__Figure content listings__
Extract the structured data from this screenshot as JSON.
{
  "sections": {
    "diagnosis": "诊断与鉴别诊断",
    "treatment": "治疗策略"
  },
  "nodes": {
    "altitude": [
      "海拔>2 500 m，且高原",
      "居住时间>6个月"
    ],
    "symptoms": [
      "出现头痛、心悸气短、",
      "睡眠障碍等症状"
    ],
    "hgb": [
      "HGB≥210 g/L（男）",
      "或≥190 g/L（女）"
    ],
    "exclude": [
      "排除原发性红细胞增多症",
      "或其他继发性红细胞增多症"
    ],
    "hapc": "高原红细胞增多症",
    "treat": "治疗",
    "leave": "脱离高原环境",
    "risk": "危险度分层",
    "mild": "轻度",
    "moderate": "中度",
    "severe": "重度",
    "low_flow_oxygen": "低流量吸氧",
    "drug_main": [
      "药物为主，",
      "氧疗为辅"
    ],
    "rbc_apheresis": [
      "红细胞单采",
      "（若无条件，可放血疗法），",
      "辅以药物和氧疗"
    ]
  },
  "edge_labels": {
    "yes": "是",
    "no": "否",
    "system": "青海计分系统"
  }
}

__What is required__
All of the entries above must be quoted exactly.

__Worked solution__
Extract the structured data from this screenshot as JSON.
{
  "sections": {
    "diagnosis": "诊断与鉴别诊断",
    "treatment": "治疗策略"
  },
  "nodes": {
    "altitude": [
      "海拔>2 500 m，且高原",
      "居住时间>6个月"
    ],
    "symptoms": [
      "出现头痛、心悸气短、",
      "睡眠障碍等症状"
    ],
    "hgb": [
      "HGB≥210 g/L（男）",
      "或≥190 g/L（女）"
    ],
    "exclude": [
      "排除原发性红细胞增多症",
      "或其他继发性红细胞增多症"
    ],
    "hapc": "高原红细胞增多症",
    "treat": "治疗",
    "leave": "脱离高原环境",
    "risk": "危险度分层",
    "mild": "轻度",
    "moderate": "中度",
    "severe": "重度",
    "low_flow_oxygen": "低流量吸氧",
    "drug_main": [
      "药物为主，",
      "氧疗为辅"
    ],
    "rbc_apheresis": [
      "红细胞单采",
      "（若无条件，可放血疗法），",
      "辅以药物和氧疗"
    ]
  },
  "edge_labels": {
    "yes": "是",
    "no": "否",
    "system": "青海计分系统"
  }
}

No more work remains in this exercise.